Return all the data below as it stands, minus the pictures.

_____

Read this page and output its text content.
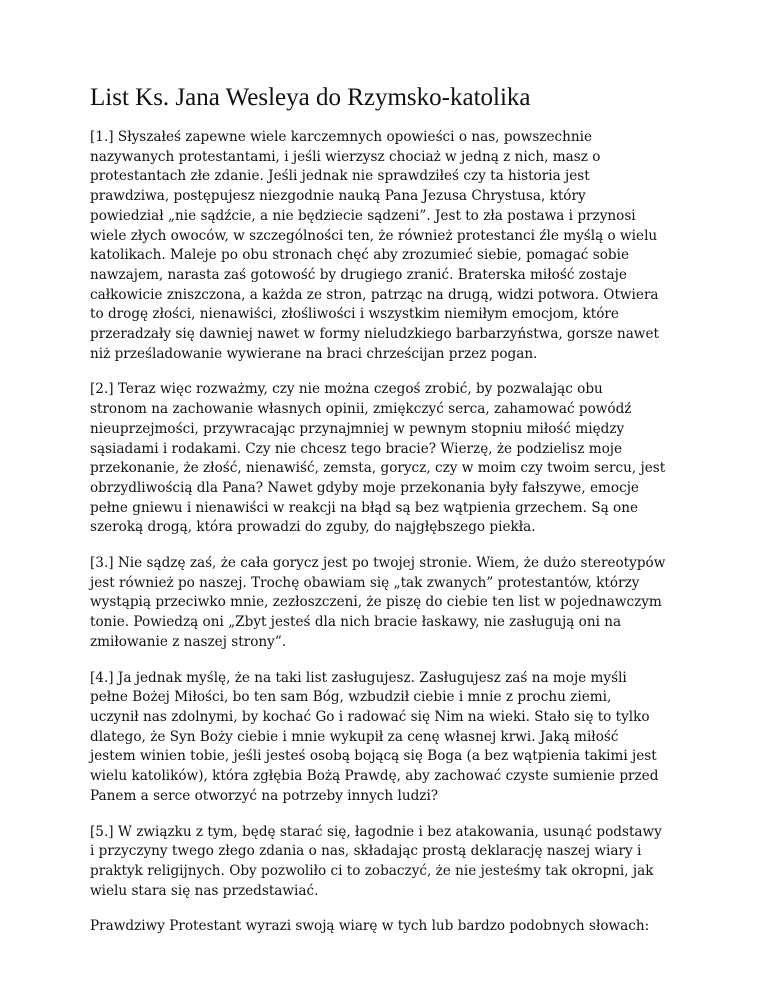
List Ks. Jana Wesleya do Rzymsko-katolika

[1.] Słyszałeś zapewne wiele karczemnych opowieści o nas, powszechnie
nazywanych protestantami, i jeśli wierzysz chociaż w jedną z nich, masz o
protestantach złe zdanie. Jeśli jednak nie sprawdziłeś czy ta historia jest
prawdziwa, postępujesz niezgodnie nauką Pana Jezusa Chrystusa, który
powiedział „nie sądźcie, a nie będziecie sądzeni”. Jest to zła postawa i przynosi
wiele złych owoców, w szczególności ten, że również protestanci źle myślą o wielu
katolikach. Maleje po obu stronach chęć aby zrozumieć siebie, pomagać sobie
nawzajem, narasta zaś gotowość by drugiego zranić. Braterska miłość zostaje
całkowicie zniszczona, a każda ze stron, patrząc na drugą, widzi potwora. Otwiera
to drogę złości, nienawiści, złośliwości i wszystkim niemiłym emocjom, które
przeradzały się dawniej nawet w formy nieludzkiego barbarzyństwa, gorsze nawet
niż prześladowanie wywierane na braci chrześcijan przez pogan.

[2.] Teraz więc rozważmy, czy nie można czegoś zrobić, by pozwalając obu
stronom na zachowanie własnych opinii, zmiękczyć serca, zahamować powódź
nieuprzejmości, przywracając przynajmniej w pewnym stopniu miłość między
sąsiadami i rodakami. Czy nie chcesz tego bracie? Wierzę, że podzielisz moje
przekonanie, że złość, nienawiść, zemsta, gorycz, czy w moim czy twoim sercu, jest
obrzydliwością dla Pana? Nawet gdyby moje przekonania były fałszywe, emocje
pełne gniewu i nienawiści w reakcji na błąd są bez wątpienia grzechem. Są one
szeroką drogą, która prowadzi do zguby, do najgłębszego piekła.

[3.] Nie sądzę zaś, że cała gorycz jest po twojej stronie. Wiem, że dużo stereotypów
jest również po naszej. Trochę obawiam się „tak zwanych” protestantów, którzy
wystąpią przeciwko mnie, zezłoszczeni, że piszę do ciebie ten list w pojednawczym
tonie. Powiedzą oni „Zbyt jesteś dla nich bracie łaskawy, nie zasługują oni na
zmiłowanie z naszej strony”.

[4.] Ja jednak myślę, że na taki list zasługujesz. Zasługujesz zaś na moje myśli
pełne Bożej Miłości, bo ten sam Bóg, wzbudził ciebie i mnie z prochu ziemi,
uczynił nas zdolnymi, by kochać Go i radować się Nim na wieki. Stało się to tylko
dlatego, że Syn Boży ciebie i mnie wykupił za cenę własnej krwi. Jaką miłość
jestem winien tobie, jeśli jesteś osobą bojącą się Boga (a bez wątpienia takimi jest
wielu katolików), która zgłębia Bożą Prawdę, aby zachować czyste sumienie przed
Panem a serce otworzyć na potrzeby innych ludzi?

[5.] W związku z tym, będę starać się, łagodnie i bez atakowania, usunąć podstawy
i przyczyny twego złego zdania o nas, składając prostą deklarację naszej wiary i
praktyk religijnych. Oby pozwoliło ci to zobaczyć, że nie jesteśmy tak okropni, jak
wielu stara się nas przedstawiać.

Prawdziwy Protestant wyrazi swoją wiarę w tych lub bardzo podobnych słowach:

_____

[COMPLETED TASK]
Read this page and output its text content.
List Ks. Jana Wesleya do Rzymsko-katolika

[1.] Słyszałeś zapewne wiele karczemnych opowieści o nas, powszechnie
nazywanych protestantami, i jeśli wierzysz chociaż w jedną z nich, masz o
protestantach złe zdanie. Jeśli jednak nie sprawdziłeś czy ta historia jest
prawdziwa, postępujesz niezgodnie nauką Pana Jezusa Chrystusa, który
powiedział „nie sądźcie, a nie będziecie sądzeni”. Jest to zła postawa i przynosi
wiele złych owoców, w szczególności ten, że również protestanci źle myślą o wielu
katolikach. Maleje po obu stronach chęć aby zrozumieć siebie, pomagać sobie
nawzajem, narasta zaś gotowość by drugiego zranić. Braterska miłość zostaje
całkowicie zniszczona, a każda ze stron, patrząc na drugą, widzi potwora. Otwiera
to drogę złości, nienawiści, złośliwości i wszystkim niemiłym emocjom, które
przeradzały się dawniej nawet w formy nieludzkiego barbarzyństwa, gorsze nawet
niż prześladowanie wywierane na braci chrześcijan przez pogan.

[2.] Teraz więc rozważmy, czy nie można czegoś zrobić, by pozwalając obu
stronom na zachowanie własnych opinii, zmiękczyć serca, zahamować powódź
nieuprzejmości, przywracając przynajmniej w pewnym stopniu miłość między
sąsiadami i rodakami. Czy nie chcesz tego bracie? Wierzę, że podzielisz moje
przekonanie, że złość, nienawiść, zemsta, gorycz, czy w moim czy twoim sercu, jest
obrzydliwością dla Pana? Nawet gdyby moje przekonania były fałszywe, emocje
pełne gniewu i nienawiści w reakcji na błąd są bez wątpienia grzechem. Są one
szeroką drogą, która prowadzi do zguby, do najgłębszego piekła.

[3.] Nie sądzę zaś, że cała gorycz jest po twojej stronie. Wiem, że dużo stereotypów
jest również po naszej. Trochę obawiam się „tak zwanych” protestantów, którzy
wystąpią przeciwko mnie, zezłoszczeni, że piszę do ciebie ten list w pojednawczym
tonie. Powiedzą oni „Zbyt jesteś dla nich bracie łaskawy, nie zasługują oni na
zmiłowanie z naszej strony”.

[4.] Ja jednak myślę, że na taki list zasługujesz. Zasługujesz zaś na moje myśli
pełne Bożej Miłości, bo ten sam Bóg, wzbudził ciebie i mnie z prochu ziemi,
uczynił nas zdolnymi, by kochać Go i radować się Nim na wieki. Stało się to tylko
dlatego, że Syn Boży ciebie i mnie wykupił za cenę własnej krwi. Jaką miłość
jestem winien tobie, jeśli jesteś osobą bojącą się Boga (a bez wątpienia takimi jest
wielu katolików), która zgłębia Bożą Prawdę, aby zachować czyste sumienie przed
Panem a serce otworzyć na potrzeby innych ludzi?

[5.] W związku z tym, będę starać się, łagodnie i bez atakowania, usunąć podstawy
i przyczyny twego złego zdania o nas, składając prostą deklarację naszej wiary i
praktyk religijnych. Oby pozwoliło ci to zobaczyć, że nie jesteśmy tak okropni, jak
wielu stara się nas przedstawiać.

Prawdziwy Protestant wyrazi swoją wiarę w tych lub bardzo podobnych słowach:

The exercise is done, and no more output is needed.